■ What is required:
Comb through the entries for "考核内容" and pull out each line that holds it.

■ Input rows:
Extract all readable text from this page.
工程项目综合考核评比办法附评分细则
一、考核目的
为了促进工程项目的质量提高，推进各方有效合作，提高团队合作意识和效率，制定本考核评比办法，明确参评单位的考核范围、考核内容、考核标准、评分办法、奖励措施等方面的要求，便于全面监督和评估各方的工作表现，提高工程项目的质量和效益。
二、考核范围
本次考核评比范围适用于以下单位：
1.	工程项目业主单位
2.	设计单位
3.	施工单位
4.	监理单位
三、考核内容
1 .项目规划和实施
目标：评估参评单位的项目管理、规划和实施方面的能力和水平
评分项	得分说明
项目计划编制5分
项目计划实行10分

...

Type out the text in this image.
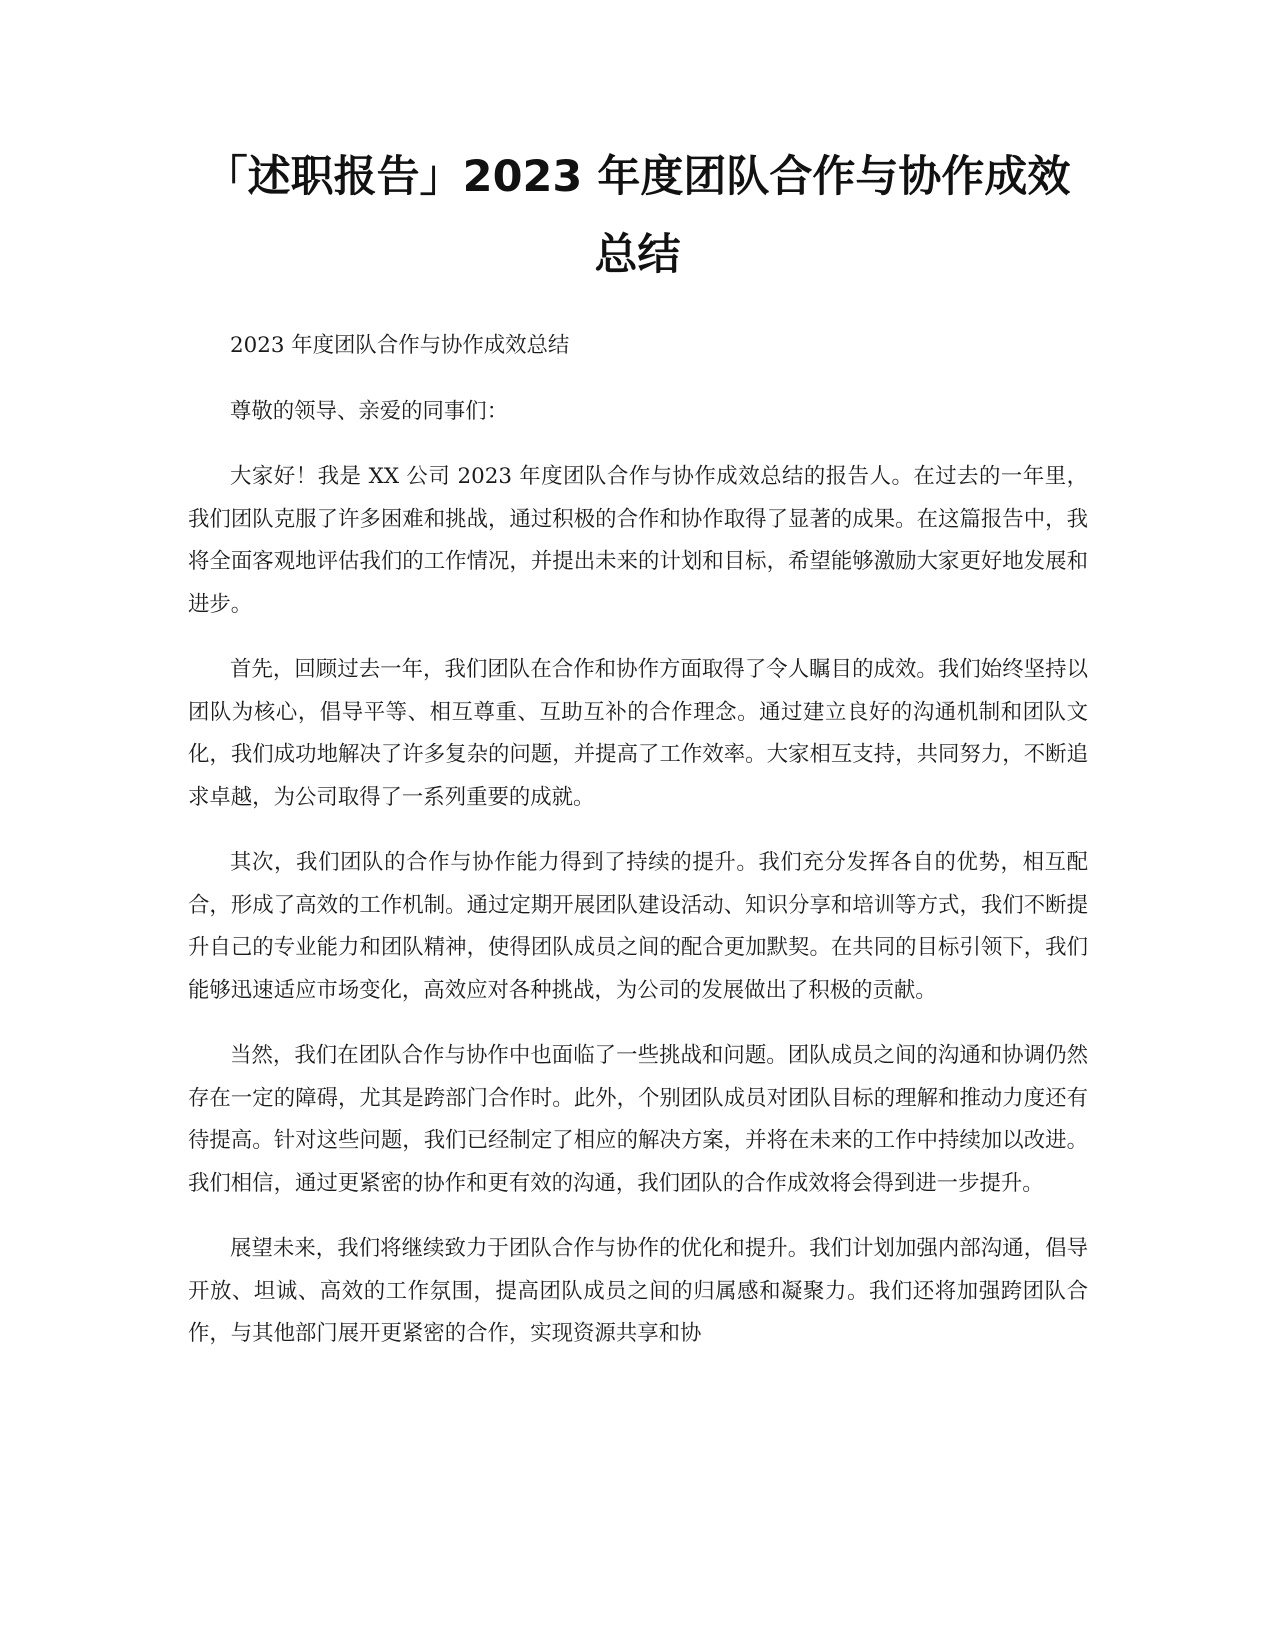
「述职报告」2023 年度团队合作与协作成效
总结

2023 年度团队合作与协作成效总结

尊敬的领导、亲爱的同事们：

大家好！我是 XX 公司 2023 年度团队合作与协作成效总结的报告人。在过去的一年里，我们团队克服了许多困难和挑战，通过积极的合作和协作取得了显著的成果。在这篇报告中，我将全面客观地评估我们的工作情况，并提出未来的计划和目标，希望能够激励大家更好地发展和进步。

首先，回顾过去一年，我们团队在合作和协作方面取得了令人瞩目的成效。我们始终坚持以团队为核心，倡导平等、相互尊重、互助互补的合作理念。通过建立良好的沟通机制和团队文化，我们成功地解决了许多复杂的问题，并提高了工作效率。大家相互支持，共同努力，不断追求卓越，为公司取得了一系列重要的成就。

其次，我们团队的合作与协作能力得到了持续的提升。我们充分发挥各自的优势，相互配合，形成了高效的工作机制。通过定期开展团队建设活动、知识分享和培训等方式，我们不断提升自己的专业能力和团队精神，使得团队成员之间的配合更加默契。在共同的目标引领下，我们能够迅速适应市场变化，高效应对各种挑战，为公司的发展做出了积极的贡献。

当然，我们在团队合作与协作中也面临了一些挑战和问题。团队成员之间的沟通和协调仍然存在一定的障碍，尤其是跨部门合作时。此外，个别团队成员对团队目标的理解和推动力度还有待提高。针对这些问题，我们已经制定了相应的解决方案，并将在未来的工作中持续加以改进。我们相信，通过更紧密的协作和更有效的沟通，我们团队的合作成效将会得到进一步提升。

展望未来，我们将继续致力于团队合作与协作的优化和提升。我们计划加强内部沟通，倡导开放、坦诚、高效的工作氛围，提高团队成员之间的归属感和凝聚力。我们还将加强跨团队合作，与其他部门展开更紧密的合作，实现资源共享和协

■ Response:
为了促进工程项目的质量提高，推进各方有效合作，提高团队合作意识和效率，制定本考核评比办法，明确参评单位的考核范围、考核内容、考核标准、评分办法、奖励措施等方面的要求，便于全面监督和评估各方的工作表现，提高工程项目的质量和效益。
三、考核内容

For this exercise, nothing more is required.